▶ EXERCISE: Turn the material between the lines containing "legend-label-production: Сум. инвестиции" and "bar-production-2000 (203, 277, 217, 418)", inclusive, into a Markdown table with the columns Row and Line. Number each row and skip any blank lines.
=====
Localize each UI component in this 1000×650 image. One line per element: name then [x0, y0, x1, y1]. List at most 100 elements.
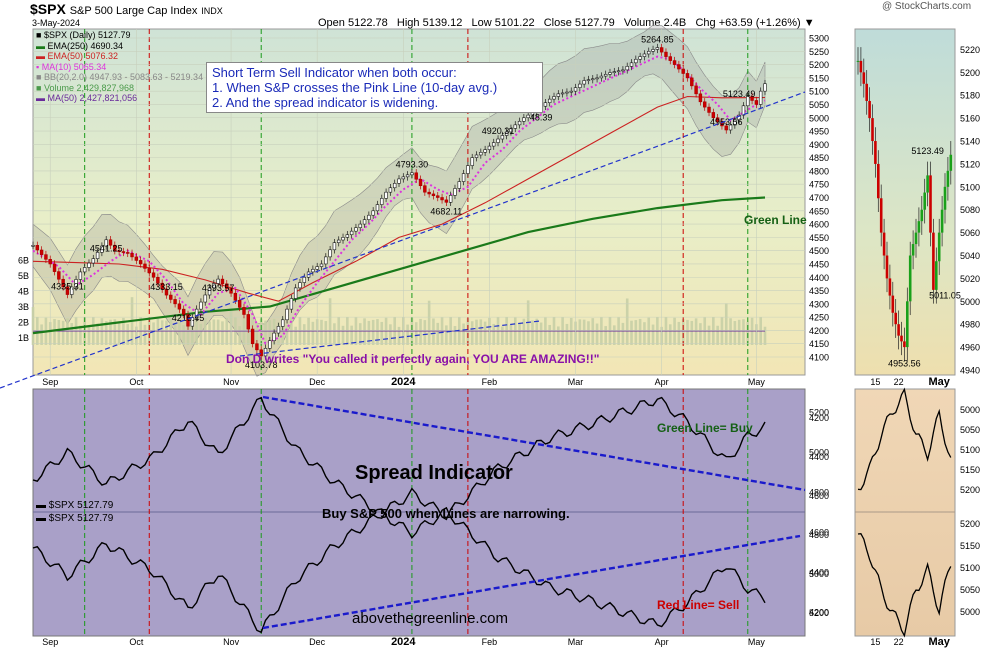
candle-body [332, 242, 337, 251]
candle-body [371, 210, 375, 216]
y-tick-label: 4650 [809, 206, 829, 216]
open-value: 5122.78 [347, 17, 388, 29]
zoom-spread-tick: 5050 [960, 425, 980, 435]
volume-bar [160, 320, 164, 345]
candle-body [715, 117, 720, 123]
price-annotation: 4335.31 [51, 281, 84, 291]
y-tick-label: 4850 [809, 153, 829, 163]
price-annotation: 5123.49 [723, 89, 756, 99]
candle-body [358, 223, 362, 228]
volume-bar [475, 319, 478, 345]
spread-y-tick: 4400 [809, 452, 829, 462]
candle-body [440, 197, 444, 201]
candle-body [444, 199, 449, 203]
y-tick-label: 4900 [809, 140, 829, 150]
volume-bar [96, 323, 99, 345]
volume-bar [535, 318, 539, 345]
candle-body [457, 181, 461, 189]
candle-body [500, 135, 505, 140]
candle-body [423, 185, 427, 193]
candle-body [78, 271, 83, 280]
spread-y-tick: 4200 [809, 608, 829, 618]
bollinger-band-area [32, 24, 766, 377]
note-title: Short Term Sell Indicator when both occu… [212, 65, 457, 80]
candle-body [263, 348, 268, 357]
legend-item-volume-ma: ▬ MA(50) 2,427,821,056 [36, 93, 138, 103]
volume-bar [191, 326, 194, 345]
candle-body [216, 278, 220, 284]
y-tick-label: 4750 [809, 180, 829, 190]
candle-body [362, 219, 367, 225]
volume-tick-label: 3B [18, 302, 29, 312]
candle-body [126, 252, 130, 254]
candle-body [354, 227, 358, 232]
candle-body [225, 283, 229, 289]
candle-body [509, 128, 513, 133]
zoom-candle [877, 163, 880, 199]
candle-body [608, 72, 612, 75]
spread-y-tick: 4400 [809, 568, 829, 578]
candle-body [513, 124, 517, 129]
candle-body [138, 260, 143, 265]
zoom-candle [920, 209, 924, 222]
candle-body [453, 188, 457, 196]
bollinger-band [32, 24, 766, 377]
volume-bar [591, 318, 595, 345]
candle-body [517, 120, 522, 126]
axes: 4100 4150 4200 4250 4300 4350 4400 4450 4500 4550… [18, 34, 829, 649]
zoom-candle [903, 341, 906, 348]
volume-bar [320, 319, 323, 345]
volume-bar [380, 321, 384, 345]
candle-body [319, 263, 324, 267]
volume-bar [371, 319, 375, 345]
candle-body [448, 195, 453, 203]
volume-bar [595, 323, 599, 345]
volume-bar [630, 320, 633, 345]
candle-body [199, 301, 203, 310]
price-annotation: 4953.56 [710, 117, 743, 127]
x-tick-label-spread: Feb [482, 637, 498, 647]
volume-bar [737, 319, 741, 345]
zoom-candle [911, 244, 915, 256]
volume-bar [53, 319, 56, 345]
candle-body [229, 288, 233, 294]
chart-date: 3-May-2024 [32, 18, 81, 28]
candle-body [758, 90, 763, 105]
spread-upper-line [32, 396, 766, 628]
high-value: 5139.12 [422, 17, 463, 29]
zoom-candle [856, 60, 860, 62]
price-annotation: 4216.45 [172, 313, 205, 323]
volume-bar [578, 319, 582, 345]
candle-body [599, 75, 604, 79]
red-sell-label: Red Line= Sell [657, 598, 740, 612]
y-tick-label: 4450 [809, 259, 829, 269]
zoom-y-tick: 4940 [960, 366, 980, 376]
candle-body [612, 71, 616, 73]
candle-body [664, 51, 668, 57]
y-tick-label: 5050 [809, 100, 829, 110]
zoom-candle [923, 192, 926, 210]
volume-value: 2.4B [663, 17, 687, 29]
x-tick-label: 2024 [391, 376, 416, 388]
volume-bar [483, 321, 487, 345]
candle-body [578, 83, 582, 88]
note-box: Short Term Sell Indicator when both occu… [206, 62, 543, 113]
volume-bar [117, 321, 121, 345]
legend-item-bb: ■ BB(20,2.0) 4947.93 - 5083.63 - 5219.34 [36, 72, 204, 82]
zoom-candle [914, 232, 918, 245]
spread-y-tick: 4600 [809, 491, 829, 501]
symbol: $SPX [30, 1, 66, 17]
spread-label-1: ▬ $SPX 5127.79 [36, 500, 114, 511]
zoom-candle [874, 141, 877, 164]
x-tick-label: Oct [129, 377, 144, 387]
close-label: Close [543, 17, 572, 29]
candle-body [556, 93, 561, 97]
volume-bar [548, 324, 552, 345]
candle-body [293, 287, 298, 299]
dropdown-arrow-icon[interactable]: ▼ [803, 17, 815, 29]
candle-body [349, 230, 354, 236]
high-label: High [396, 17, 420, 29]
zoom-y-tick: 5140 [960, 137, 980, 147]
zoom-candle [879, 198, 883, 233]
candle-body [754, 100, 759, 105]
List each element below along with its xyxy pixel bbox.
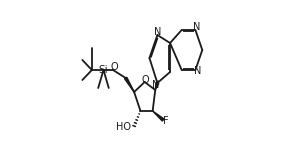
Text: N: N	[154, 27, 161, 37]
Text: N: N	[193, 66, 201, 76]
Text: HO: HO	[116, 122, 131, 132]
Text: O: O	[110, 62, 118, 72]
Polygon shape	[125, 77, 134, 92]
Text: Si: Si	[99, 65, 108, 75]
Text: F: F	[163, 116, 169, 126]
Text: N: N	[153, 80, 160, 90]
Polygon shape	[155, 83, 159, 90]
Text: N: N	[193, 22, 201, 32]
Polygon shape	[153, 111, 164, 121]
Text: O: O	[142, 75, 149, 85]
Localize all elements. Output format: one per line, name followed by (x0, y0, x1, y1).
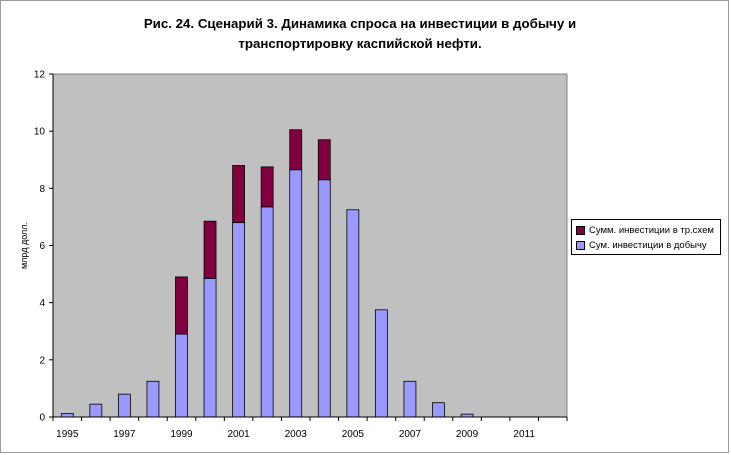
legend-label-production: Сум. инвестиции в добычу (589, 239, 707, 251)
bar-production-1997 (117, 393, 131, 418)
bar-production-2003 (289, 169, 303, 418)
chart-title-line-1: Рис. 24. Сценарий 3. Динамика спроса на … (143, 16, 577, 31)
y-tick-label-8: 8 (39, 184, 45, 195)
legend-swatch-production (576, 240, 585, 250)
legend-label-transport: Сумм. инвестиции в тр.схем (589, 224, 714, 236)
legend-item-transport: Сумм. инвестиции в тр.схем (576, 223, 714, 237)
x-tick-label-1999: 1999 (170, 429, 193, 440)
y-tick-label-12: 12 (34, 70, 46, 81)
x-tick-label-2001: 2001 (227, 429, 250, 440)
x-tick-label-2009: 2009 (456, 429, 479, 440)
bar-transport-2000 (203, 220, 217, 279)
y-tick-label-0: 0 (39, 413, 45, 424)
bar-transport-2003 (289, 129, 303, 171)
x-tick-label-1997: 1997 (113, 429, 136, 440)
y-tick-label-6: 6 (39, 241, 45, 252)
bar-production-2008 (432, 402, 445, 418)
bar-transport-2004 (317, 139, 331, 181)
y-tick-label-4: 4 (39, 298, 45, 309)
x-tick-label-1995: 1995 (56, 429, 79, 440)
axes-group: 0 2 4 6 8 10 12 1995 1997 1999 2001 2003 2005 2007 200… (34, 70, 568, 440)
plot-area (52, 73, 568, 418)
bar-production-2004 (317, 179, 331, 418)
x-tick-label-2007: 2007 (399, 429, 422, 440)
legend-item-production: Сум. инвестиции в добычу (576, 238, 707, 252)
y-tick-label-10: 10 (34, 127, 46, 138)
chart-title: Рис. 24. Сценарий 3. Динамика спроса на … (60, 14, 660, 54)
y-tick-label-2: 2 (39, 355, 45, 366)
bar-production-2000 (203, 277, 217, 418)
bar-production-2006 (374, 309, 388, 418)
bar-transport-2002 (260, 166, 274, 208)
bar-production-2002 (260, 206, 274, 418)
bar-production-1998 (146, 380, 160, 418)
bar-production-2005 (346, 209, 360, 418)
bar-transport-2001 (232, 165, 246, 224)
bar-production-2001 (232, 222, 246, 418)
bar-production-1995 (60, 413, 74, 418)
y-axis-label: млрд долл. (19, 222, 29, 269)
bar-production-1996 (89, 403, 103, 418)
legend-swatch-transport (576, 225, 585, 235)
x-tick-label-2005: 2005 (342, 429, 365, 440)
chart-title-line-2: транспортировку каспийской нефти. (238, 36, 482, 51)
bar-production-1999 (175, 333, 188, 418)
bar-production-2007 (403, 380, 417, 418)
x-tick-label-2003: 2003 (285, 429, 308, 440)
x-tick-label-2011: 2011 (513, 429, 535, 440)
bar-transport-1999 (175, 276, 188, 335)
legend: Сумм. инвестиции в тр.схем Сум. инвестиц… (571, 219, 721, 255)
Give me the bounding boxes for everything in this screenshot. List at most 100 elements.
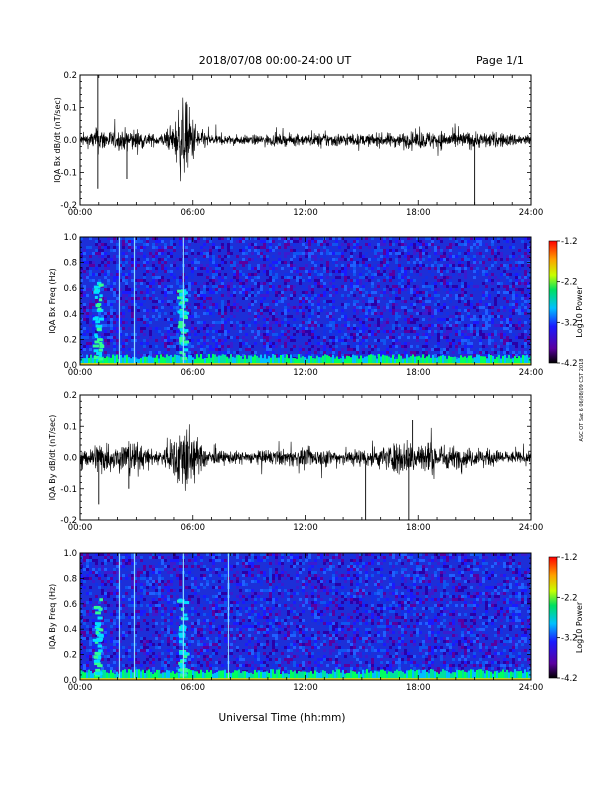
spectrogram-pixel	[125, 261, 128, 264]
spectrogram-pixel	[116, 339, 119, 342]
spectrogram-pixel	[266, 279, 269, 282]
spectrogram-pixel	[152, 243, 155, 246]
burst-pixel	[96, 303, 102, 307]
spectrogram-pixel	[500, 345, 503, 348]
spectrogram-pixel	[368, 288, 371, 291]
spectrogram-pixel	[104, 315, 107, 318]
spectrogram-pixel	[206, 246, 209, 249]
spectrogram-pixel	[92, 264, 95, 267]
spectrogram-pixel	[200, 327, 203, 330]
spectrogram-pixel	[407, 330, 410, 333]
x-tick-label: 12:00	[293, 368, 318, 378]
spectrogram-pixel	[155, 264, 158, 267]
spectrogram-pixel	[116, 595, 119, 598]
spectrogram-pixel	[230, 240, 233, 243]
spectrogram-pixel	[254, 336, 257, 339]
low-freq-band	[372, 355, 374, 365]
spectrogram-pixel	[380, 339, 383, 342]
spectrogram-pixel	[194, 351, 197, 354]
spectrogram-pixel	[443, 255, 446, 258]
spectrogram-pixel	[284, 303, 287, 306]
spectrogram-pixel	[131, 577, 134, 580]
spectrogram-pixel	[383, 342, 386, 345]
spectrogram-pixel	[488, 246, 491, 249]
spectrogram-pixel	[98, 243, 101, 246]
spectrogram-pixel	[233, 315, 236, 318]
spectrogram-pixel	[389, 309, 392, 312]
spectrogram-pixel	[143, 279, 146, 282]
spectrogram-pixel	[98, 577, 101, 580]
spectrogram-pixel	[308, 318, 311, 321]
spectrogram-pixel	[497, 324, 500, 327]
spectrogram-pixel	[491, 243, 494, 246]
spectrogram-pixel	[374, 273, 377, 276]
spectrogram-pixel	[488, 342, 491, 345]
spectrogram-pixel	[242, 294, 245, 297]
spectrogram-pixel	[332, 351, 335, 354]
spectrogram-pixel	[89, 649, 92, 652]
spectrogram-pixel	[137, 258, 140, 261]
spectrogram-pixel	[371, 285, 374, 288]
spectrogram-pixel	[410, 321, 413, 324]
spectrogram-pixel	[173, 273, 176, 276]
spectrogram-pixel	[161, 354, 164, 357]
spectrogram-pixel	[392, 342, 395, 345]
spectrogram-pixel	[449, 270, 452, 273]
spectrogram-pixel	[188, 282, 191, 285]
spectrogram-pixel	[440, 279, 443, 282]
spectrogram-pixel	[179, 318, 182, 321]
spectrogram-pixel	[110, 249, 113, 252]
spectrogram-pixel	[395, 357, 398, 360]
spectrogram-pixel	[407, 342, 410, 345]
spectrogram-pixel	[143, 315, 146, 318]
spectrogram-pixel	[125, 243, 128, 246]
spectrogram-pixel	[116, 318, 119, 321]
spectrogram-pixel	[416, 273, 419, 276]
spectrogram-pixel	[200, 300, 203, 303]
spectrogram-pixel	[86, 267, 89, 270]
spectrogram-pixel	[290, 324, 293, 327]
spectrogram-pixel	[329, 237, 332, 240]
spectrogram-pixel	[272, 312, 275, 315]
spectrogram-pixel	[152, 267, 155, 270]
spectrogram-pixel	[269, 342, 272, 345]
spectrogram-pixel	[269, 270, 272, 273]
spectrogram-pixel	[524, 294, 527, 297]
spectrogram-pixel	[449, 339, 452, 342]
spectrogram-pixel	[263, 255, 266, 258]
spectrogram-pixel	[467, 348, 470, 351]
spectrogram-pixel	[476, 318, 479, 321]
spectrogram-pixel	[392, 309, 395, 312]
spectrogram-pixel	[161, 670, 164, 673]
spectrogram-pixel	[302, 297, 305, 300]
spectrogram-pixel	[461, 294, 464, 297]
spectrogram-pixel	[347, 264, 350, 267]
spectrogram-pixel	[110, 339, 113, 342]
spectrogram-pixel	[245, 279, 248, 282]
spectrogram-pixel	[191, 345, 194, 348]
spectrogram-pixel	[452, 273, 455, 276]
spectrogram-pixel	[461, 327, 464, 330]
spectrogram-pixel	[272, 279, 275, 282]
spectrogram-pixel	[104, 258, 107, 261]
spectrogram-pixel	[347, 339, 350, 342]
spectrogram-pixel	[383, 306, 386, 309]
spectrogram-pixel	[401, 267, 404, 270]
spectrogram-pixel	[464, 267, 467, 270]
spectrogram-pixel	[152, 607, 155, 610]
spectrogram-pixel	[188, 303, 191, 306]
low-freq-band	[222, 354, 224, 365]
spectrogram-pixel	[104, 631, 107, 634]
spectrogram-pixel	[92, 315, 95, 318]
spectrogram-pixel	[83, 646, 86, 649]
spectrogram-pixel	[119, 330, 122, 333]
spectrogram-pixel	[86, 559, 89, 562]
spectrogram-pixel	[224, 330, 227, 333]
spectrogram-pixel	[515, 279, 518, 282]
spectrogram-pixel	[134, 321, 137, 324]
spectrogram-pixel	[299, 336, 302, 339]
spectrogram-pixel	[152, 661, 155, 664]
spectrogram-pixel	[158, 598, 161, 601]
spectrogram-pixel	[392, 303, 395, 306]
spectrogram-pixel	[437, 306, 440, 309]
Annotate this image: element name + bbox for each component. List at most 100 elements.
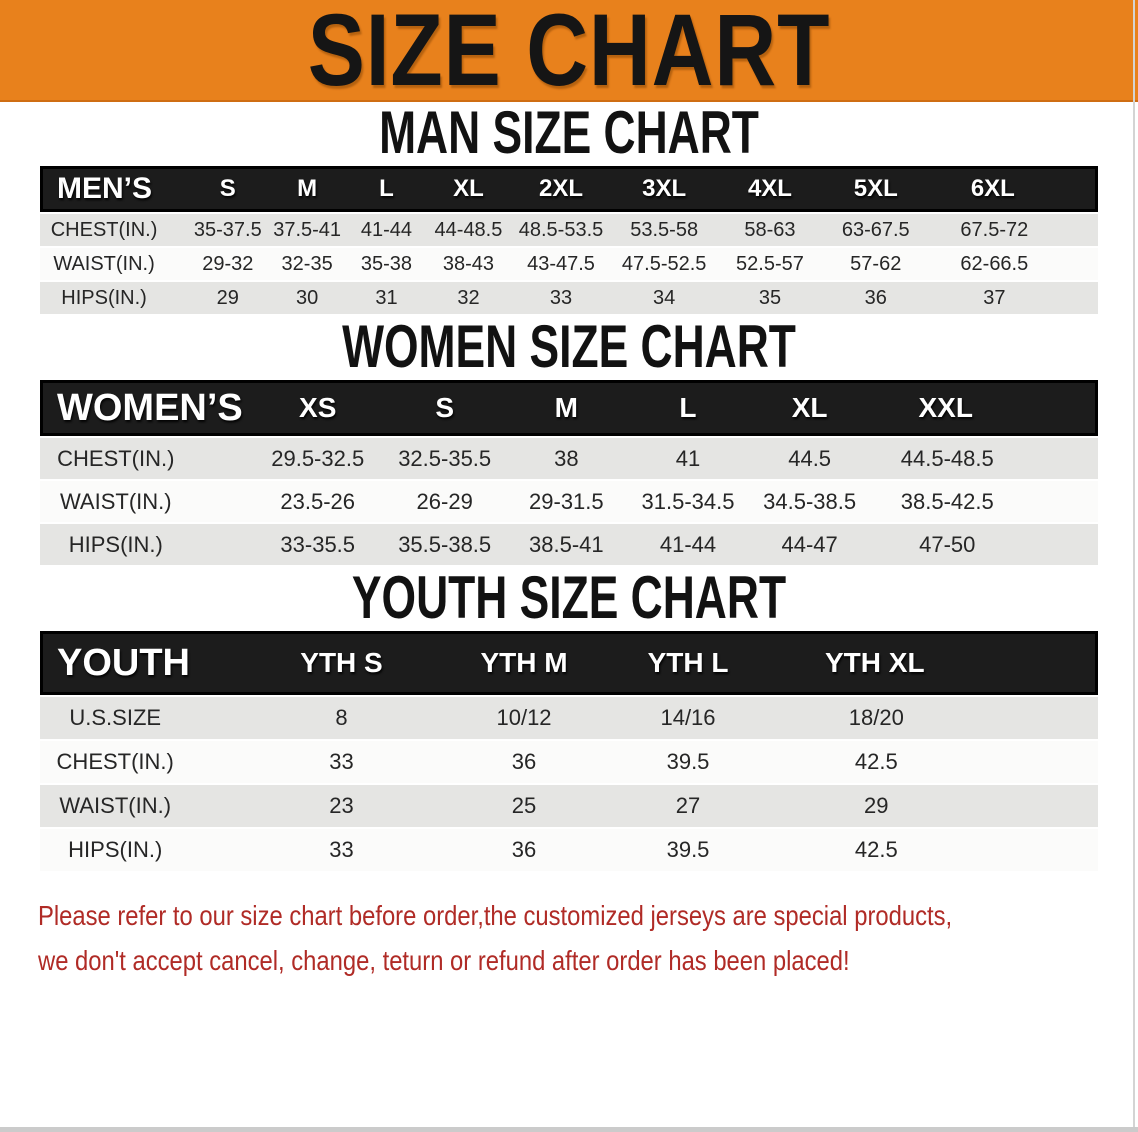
=====
▶ ANSWER IN FULL:
| Row | Line |
|---|---|
| 1 | legend-label-production: Сум. инвестиции в добычу (589, 239, 707, 251) |
| 2 | bar-production-1997 (117, 393, 131, 418) |
| 3 | bar-production-2003 (289, 169, 303, 418) |
| 4 | chart-title-line-1: Рис. 24. Сценарий 3. Динамика спроса на … (143, 16, 577, 31) |
| 5 | y-tick-label-8: 8 (39, 184, 45, 195) |
| 6 | legend-swatch-production (576, 240, 585, 250) |
| 7 | legend-label-transport: Сумм. инвестиции в тр.схем (589, 224, 714, 236) |
| 8 | legend-item-transport: Сумм. инвестиции в тр.схем (576, 223, 714, 237) |
| 9 | x-tick-label-1999: 1999 (170, 429, 193, 440) |
| 10 | y-tick-label-12: 12 (34, 70, 46, 81) |
| 11 | x-tick-label-2001: 2001 (227, 429, 250, 440) |
| 12 | x-tick-label-2009: 2009 (456, 429, 479, 440) |
| 13 | bar-transport-2000 (203, 220, 217, 279) |
| 14 | y-tick-label-0: 0 (39, 413, 45, 424) |
| 15 | bar-transport-2003 (289, 129, 303, 171) |
| 16 | x-tick-label-1997: 1997 (113, 429, 136, 440) |
| 17 | y-tick-label-6: 6 (39, 241, 45, 252) |
| 18 | bar-production-2008 (432, 402, 445, 418) |
| 19 | bar-transport-2004 (317, 139, 331, 181) |
| 20 | y-tick-label-4: 4 (39, 298, 45, 309) |
| 21 | x-tick-label-1995: 1995 (56, 429, 79, 440) |
| 22 | axes-group: 0 2 4 6 8 10 12 1995 1997 1999 2001 2003 2005 2007 200… (34, 70, 568, 440) |
| 23 | plot-area (52, 73, 568, 418) |
| 24 | bar-production-2004 (317, 179, 331, 418) |
| 25 | x-tick-label-2007: 2007 (399, 429, 422, 440) |
| 26 | legend-item-production: Сум. инвестиции в добычу (576, 238, 707, 252) |
| 27 | y-tick-label-10: 10 (34, 127, 46, 138) |
| 28 | chart-title: Рис. 24. Сценарий 3. Динамика спроса на … (60, 14, 660, 54) |
| 29 | y-tick-label-2: 2 (39, 355, 45, 366) |
| 30 | bar-production-2000 (203, 277, 217, 418) |